Written instruction
List each line in which the string "allen" appears.

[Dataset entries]
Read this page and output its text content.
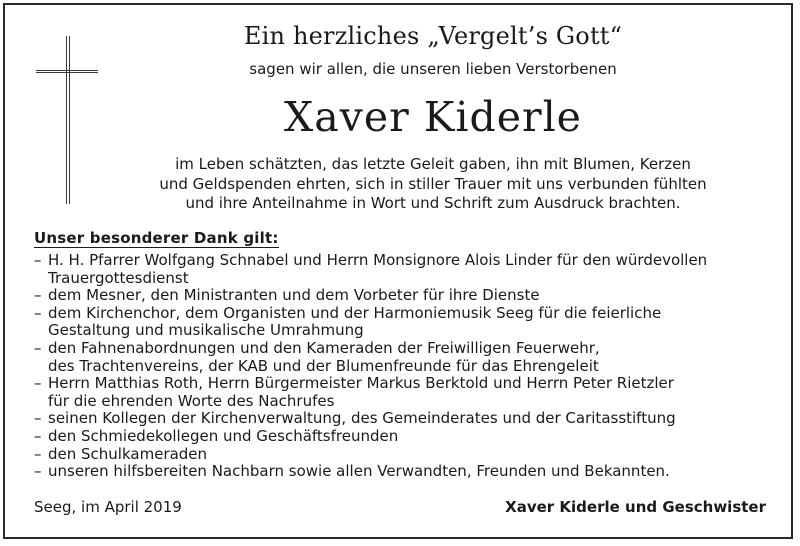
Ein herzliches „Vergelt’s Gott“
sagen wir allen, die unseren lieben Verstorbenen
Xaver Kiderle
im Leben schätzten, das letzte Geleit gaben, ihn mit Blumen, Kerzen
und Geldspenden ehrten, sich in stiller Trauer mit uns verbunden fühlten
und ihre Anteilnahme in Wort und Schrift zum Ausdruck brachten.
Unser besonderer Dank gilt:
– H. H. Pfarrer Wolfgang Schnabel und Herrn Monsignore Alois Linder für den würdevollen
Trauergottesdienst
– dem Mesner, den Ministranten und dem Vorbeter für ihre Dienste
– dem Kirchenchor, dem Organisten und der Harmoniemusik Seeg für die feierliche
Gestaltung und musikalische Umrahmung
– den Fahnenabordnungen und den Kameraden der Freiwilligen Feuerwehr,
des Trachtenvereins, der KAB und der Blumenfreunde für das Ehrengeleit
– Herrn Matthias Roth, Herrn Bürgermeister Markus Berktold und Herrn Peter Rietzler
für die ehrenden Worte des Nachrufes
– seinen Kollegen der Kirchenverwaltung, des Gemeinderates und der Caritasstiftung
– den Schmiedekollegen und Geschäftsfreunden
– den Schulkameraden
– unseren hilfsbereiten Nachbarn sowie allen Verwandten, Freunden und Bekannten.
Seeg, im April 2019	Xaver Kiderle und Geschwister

--

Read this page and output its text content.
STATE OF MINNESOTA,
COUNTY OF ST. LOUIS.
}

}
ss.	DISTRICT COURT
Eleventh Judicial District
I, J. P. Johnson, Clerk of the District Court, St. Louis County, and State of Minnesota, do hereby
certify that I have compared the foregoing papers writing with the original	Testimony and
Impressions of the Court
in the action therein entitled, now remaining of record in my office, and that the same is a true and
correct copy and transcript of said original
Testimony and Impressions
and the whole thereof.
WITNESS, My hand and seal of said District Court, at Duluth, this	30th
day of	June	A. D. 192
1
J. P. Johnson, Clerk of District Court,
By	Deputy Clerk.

==

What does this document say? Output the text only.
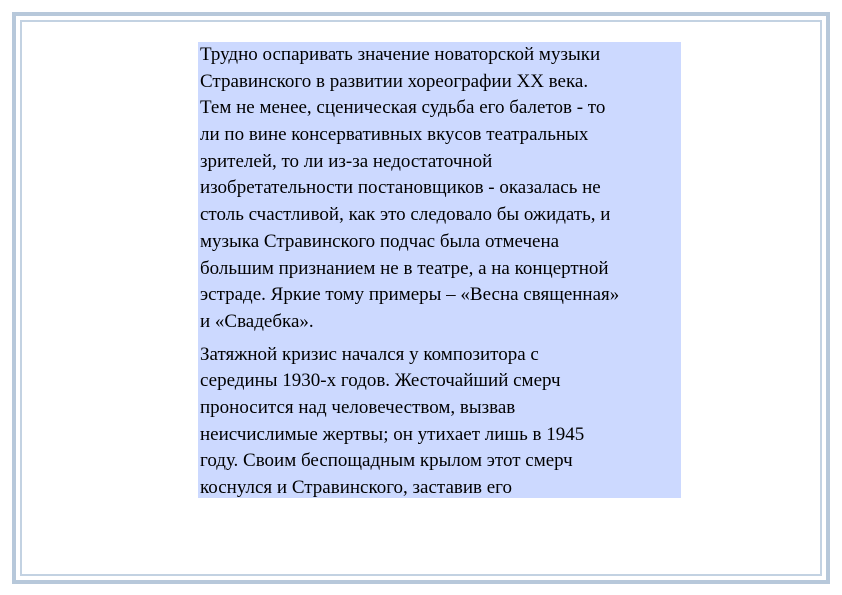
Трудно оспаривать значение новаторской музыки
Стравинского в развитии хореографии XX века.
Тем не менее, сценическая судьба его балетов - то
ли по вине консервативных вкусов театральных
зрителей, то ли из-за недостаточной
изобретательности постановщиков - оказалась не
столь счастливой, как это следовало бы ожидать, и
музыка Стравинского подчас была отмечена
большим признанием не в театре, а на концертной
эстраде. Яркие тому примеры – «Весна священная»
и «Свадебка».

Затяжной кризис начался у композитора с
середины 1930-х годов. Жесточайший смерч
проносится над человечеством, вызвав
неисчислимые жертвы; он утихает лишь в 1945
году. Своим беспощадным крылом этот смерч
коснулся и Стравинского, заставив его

Final result
sagen wir allen, die unseren lieben Verstorbenen
– unseren hilfsbereiten Nachbarn sowie allen Verwandten, Freunden und Bekannten.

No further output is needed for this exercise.